• _Text passage_:
On physical exam, inspiratory crackles are heard in the left lower lobe.
Vital signs reveal a heart rate of 90 beats per minute, blood pressure 130/92 mmHg, respiratory rate 18, temperature 100.1°F, and an oxygen saturation of 96 % on room air.
Which of the following antibiotic(s) would be considered the treatment of choice?
a. Azithromycin and Levofloxacin
c. Amoxicillin/Clavulanate and Doxycycline
e. Amoxicillin/Clavulanate and Azithromycin
The above patient is suffering from community-acquired pneumonia and must be treated with combination therapy.
The reason being is because patients with comorbidities (e.g., COPD, diabetes, CHF) are at a higher risk of being infected with more resistant pathogens.
Of the antibiotic choices, amoxicillin/clavulanate and doxycycline would be the safest options to adequately treat this patient for reasons that will be explained in more detail below.
Choosing any of the remaining answer choices could have deleterious consequences in a patient with known QT interval prolongation. Both fluoroquinolones (e.g., levofloxacin) and macrolides (e.g., azithromycin) will prolong the QT interval, placing the patient at an even higher risk to develop torsades de pointes.
Important clinical pearl***
If you see more than one answer that looks correct, then you must look for a contraindication! In this case, QT prolongation would make the other choices unsafe.
Did you get it right?
Remember, it's just as important to learn from the incorrect answers, as it is from the correct answers.
If you're interested in more like this, than take a look at our Question Bank.
A 37-year-old presents to the emergency room with complaints of severe, sharp, and tearing anterior chest pain after smoking generous amounts of crack cocaine. Initial EKG shows sinus tachycardia without any significant ischemic changes.
Portable chest radiograph reveals a widened mediastinum, and the patient is rushed to the radiology department for advanced cardiovascular imaging.
Unfortunately the patient codes on the table during the study, and despite advanced and aggressive resuscitation dies. Upon delivering this tragic news to the family, the spouse asks if the patient’s underlying genetic disorder, could have contributed to your presumptive diagnosis responsible for the patient’s death.
Of the following genetic disorders, which is not considered a high-risk condition associated with the most likely diagnosis responsible for this patient’s catastrophic death?
a. Marfan syndrome
b. Turner syndrome
c. Tay-Sachs disease
d. Bicuspid aortic valve
e. Ehlers-Danlos syndrome
The correct answer is: c. Tay-Sachs disease
The above vignette depicts a 37-year-old who died secondary to an acute ruptured aortic dissection.
However, those with infantile Tay-Sachs disease life expectancy is only two to five years, with death occurring most commonly secondary to pneumonia.
Tay-Sachs disease is an autosomal recessive neurodegenerative disorder characterized by progressive weakness and loss of motor skills, beginning at two to six months of age, with accompanying hypotonia, hyperreflexia, and a cherry red macula.

• _Action item 1_:
Answer these questions about the clinical case text, one line each:
(a) What oxygen saturation on room air does the first patient have?
(b) Which two antibiotics does the text call the safest options for that patient?
(c) What did the 37-year-old's portable chest radiograph reveal?
• _Action item 2_: Reproduce the clinical case text word for word, everything from "Vital signs reveal" down to "with combination therapy.".
The records are separate material and have no connection to the clinical case text.

• _Supplied data_:

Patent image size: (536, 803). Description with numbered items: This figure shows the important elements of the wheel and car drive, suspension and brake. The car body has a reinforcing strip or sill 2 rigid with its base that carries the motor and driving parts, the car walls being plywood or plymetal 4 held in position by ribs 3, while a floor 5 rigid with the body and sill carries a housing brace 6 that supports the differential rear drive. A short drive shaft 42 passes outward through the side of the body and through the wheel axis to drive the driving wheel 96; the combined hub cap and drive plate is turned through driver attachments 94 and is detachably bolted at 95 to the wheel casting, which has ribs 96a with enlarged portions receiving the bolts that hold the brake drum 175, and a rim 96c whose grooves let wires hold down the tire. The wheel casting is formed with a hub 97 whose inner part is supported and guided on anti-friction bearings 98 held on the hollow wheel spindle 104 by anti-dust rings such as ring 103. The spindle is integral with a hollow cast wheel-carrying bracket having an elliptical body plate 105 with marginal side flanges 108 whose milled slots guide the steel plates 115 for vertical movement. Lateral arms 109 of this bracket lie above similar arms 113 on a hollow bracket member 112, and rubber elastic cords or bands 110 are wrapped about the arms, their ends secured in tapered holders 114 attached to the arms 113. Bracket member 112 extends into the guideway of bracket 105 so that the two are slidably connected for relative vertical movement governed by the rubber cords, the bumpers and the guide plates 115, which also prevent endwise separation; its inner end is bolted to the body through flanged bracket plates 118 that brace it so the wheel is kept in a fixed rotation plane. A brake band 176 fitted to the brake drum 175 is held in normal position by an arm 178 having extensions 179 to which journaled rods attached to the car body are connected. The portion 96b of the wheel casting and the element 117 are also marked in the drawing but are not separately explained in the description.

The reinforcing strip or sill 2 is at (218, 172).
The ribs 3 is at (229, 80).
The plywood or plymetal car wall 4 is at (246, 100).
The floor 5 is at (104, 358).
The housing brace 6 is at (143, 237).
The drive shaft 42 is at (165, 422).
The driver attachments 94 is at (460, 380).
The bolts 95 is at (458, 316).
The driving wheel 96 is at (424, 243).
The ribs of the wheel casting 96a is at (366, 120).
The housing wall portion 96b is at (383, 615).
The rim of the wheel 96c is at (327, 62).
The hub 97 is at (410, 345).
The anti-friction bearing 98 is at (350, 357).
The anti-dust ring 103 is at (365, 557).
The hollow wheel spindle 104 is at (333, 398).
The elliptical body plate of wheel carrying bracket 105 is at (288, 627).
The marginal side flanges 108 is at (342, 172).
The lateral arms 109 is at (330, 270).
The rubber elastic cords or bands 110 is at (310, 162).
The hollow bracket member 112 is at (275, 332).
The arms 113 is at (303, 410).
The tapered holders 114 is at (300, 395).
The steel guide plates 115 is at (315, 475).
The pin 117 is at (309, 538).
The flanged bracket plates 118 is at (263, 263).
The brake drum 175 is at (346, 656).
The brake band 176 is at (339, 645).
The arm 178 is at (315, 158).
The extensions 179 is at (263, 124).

• _Expected output 1_:
(a) 96 %
(b) Amoxicillin/clavulanate and doxycycline
(c) A widened mediastinum

• _Expected output 2_:
Vital signs reveal a heart rate of 90 beats per minute, blood pressure 130/92 mmHg, respiratory rate 18, temperature 100.1°F, and an oxygen saturation of 96 % on room air.
Which of the following antibiotic(s) would be considered the treatment of choice?
a. Azithromycin and Levofloxacin
c. Amoxicillin/Clavulanate and Doxycycline
e. Amoxicillin/Clavulanate and Azithromycin
The above patient is suffering from community-acquired pneumonia and must be treated with combination therapy.